▶ AIM:
Wherever the word "text" appears in a line, extract that line.
-- Start --
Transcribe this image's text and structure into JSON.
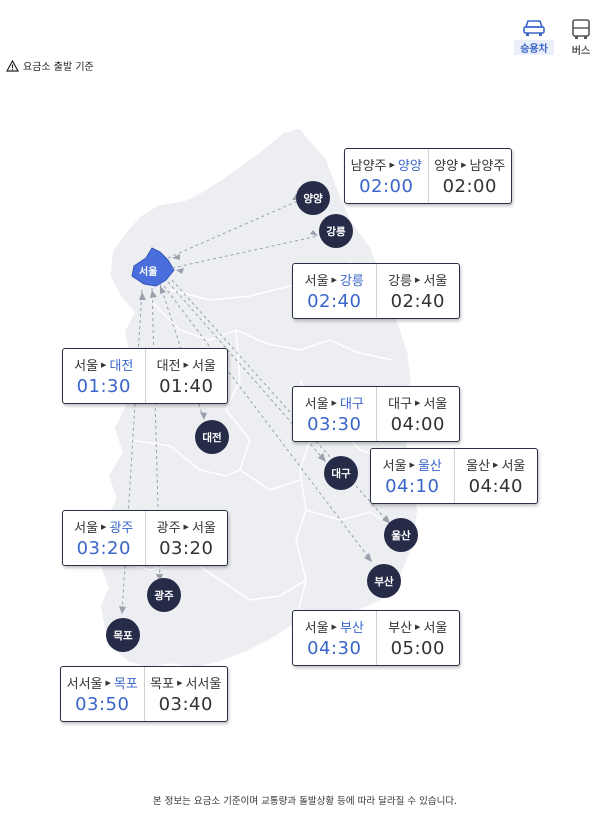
{
  "modes": [
    {
      "label": "승용차",
      "icon": "car-icon",
      "active": true
    },
    {
      "label": "버스",
      "icon": "bus-icon",
      "active": false
    }
  ],
  "notice": {
    "icon": "warning-icon",
    "text": "요금소 출발 기준"
  },
  "seoul_label": "서울",
  "cities": {
    "yangyang": "양양",
    "gangneung": "강릉",
    "daejeon": "대전",
    "daegu": "대구",
    "ulsan": "울산",
    "gwangju": "광주",
    "busan": "부산",
    "mokpo": "목포"
  },
  "routes": {
    "yangyang": {
      "out": {
        "from": "남양주",
        "to": "양양",
        "time": "02:00"
      },
      "back": {
        "from": "양양",
        "to": "남양주",
        "time": "02:00"
      }
    },
    "gangneung": {
      "out": {
        "from": "서울",
        "to": "강릉",
        "time": "02:40"
      },
      "back": {
        "from": "강릉",
        "to": "서울",
        "time": "02:40"
      }
    },
    "daejeon": {
      "out": {
        "from": "서울",
        "to": "대전",
        "time": "01:30"
      },
      "back": {
        "from": "대전",
        "to": "서울",
        "time": "01:40"
      }
    },
    "daegu": {
      "out": {
        "from": "서울",
        "to": "대구",
        "time": "03:30"
      },
      "back": {
        "from": "대구",
        "to": "서울",
        "time": "04:00"
      }
    },
    "ulsan": {
      "out": {
        "from": "서울",
        "to": "울산",
        "time": "04:10"
      },
      "back": {
        "from": "울산",
        "to": "서울",
        "time": "04:40"
      }
    },
    "gwangju": {
      "out": {
        "from": "서울",
        "to": "광주",
        "time": "03:20"
      },
      "back": {
        "from": "광주",
        "to": "서울",
        "time": "03:20"
      }
    },
    "busan": {
      "out": {
        "from": "서울",
        "to": "부산",
        "time": "04:30"
      },
      "back": {
        "from": "부산",
        "to": "서울",
        "time": "05:00"
      }
    },
    "mokpo": {
      "out": {
        "from": "서서울",
        "to": "목포",
        "time": "03:50"
      },
      "back": {
        "from": "목포",
        "to": "서서울",
        "time": "03:40"
      }
    }
  },
  "footer": "본 정보는 요금소 기준이며 교통량과 돌발상황 등에 따라 달라질 수 있습니다.",
  "colors": {
    "accent": "#3a66c9",
    "marker": "#262c48",
    "map": "#eceef1",
    "seoul": "#4a6fdc"
  }
}
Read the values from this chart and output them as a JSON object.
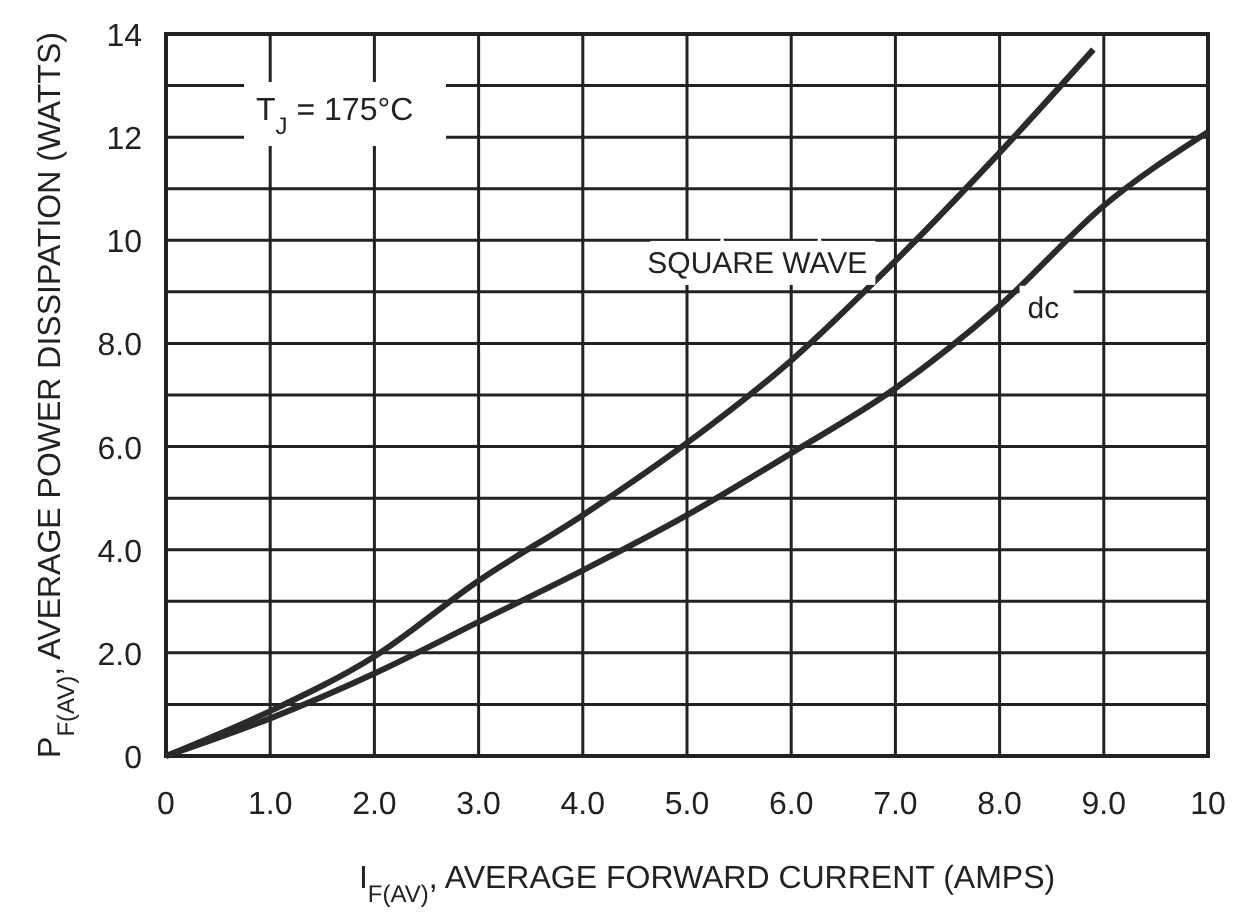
{
  "chart_data": {
    "type": "line",
    "xlabel": "I$_{F(AV)}$, AVERAGE FORWARD CURRENT (AMPS)",
    "ylabel": "P$_{F(AV)}$, AVERAGE POWER DISSIPATION (WATTS)",
    "annotations": [
      "T$_{J}$ = 175°C"
    ],
    "series": [
      {
        "name": "SQUARE WAVE",
        "color": "#2a2a2a",
        "x": [
          0,
          1,
          2,
          3,
          4,
          5,
          6,
          7,
          8,
          8.9
        ],
        "values": [
          0,
          0.87,
          1.93,
          3.4,
          4.67,
          6.07,
          7.67,
          9.6,
          11.7,
          13.7
        ]
      },
      {
        "name": "dc",
        "color": "#2a2a2a",
        "x": [
          0,
          1,
          2,
          3,
          4,
          5,
          6,
          7,
          8,
          9,
          10
        ],
        "values": [
          0,
          0.73,
          1.6,
          2.6,
          3.6,
          4.67,
          5.87,
          7.13,
          8.73,
          10.67,
          12.1
        ]
      }
    ],
    "xlim": [
      0,
      10
    ],
    "ylim": [
      0,
      14
    ],
    "xticks": [
      0,
      {
        "value": 1,
        "label": "1.0"
      },
      {
        "value": 2,
        "label": "2.0"
      },
      {
        "value": 3,
        "label": "3.0"
      },
      {
        "value": 4,
        "label": "4.0"
      },
      {
        "value": 5,
        "label": "5.0"
      },
      {
        "value": 6,
        "label": "6.0"
      },
      {
        "value": 7,
        "label": "7.0"
      },
      {
        "value": 8,
        "label": "8.0"
      },
      {
        "value": 9,
        "label": "9.0"
      },
      10
    ],
    "yticks": [
      0,
      {
        "value": 1,
        "label": null
      },
      {
        "value": 2,
        "label": "2.0"
      },
      {
        "value": 3,
        "label": null
      },
      {
        "value": 4,
        "label": "4.0"
      },
      {
        "value": 5,
        "label": null
      },
      {
        "value": 6,
        "label": "6.0"
      },
      {
        "value": 7,
        "label": null
      },
      {
        "value": 8,
        "label": "8.0"
      },
      {
        "value": 9,
        "label": null
      },
      10,
      {
        "value": 11,
        "label": null
      },
      12,
      {
        "value": 13,
        "label": null
      },
      14
    ],
    "grid": true,
    "marker": "none",
    "line_style": "solid"
  }
}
-- End --
▶ RESPONSE TO THE EXERCISE:
Transcribe this image's text and structure into JSON.
    "text": "요금소 출발 기준"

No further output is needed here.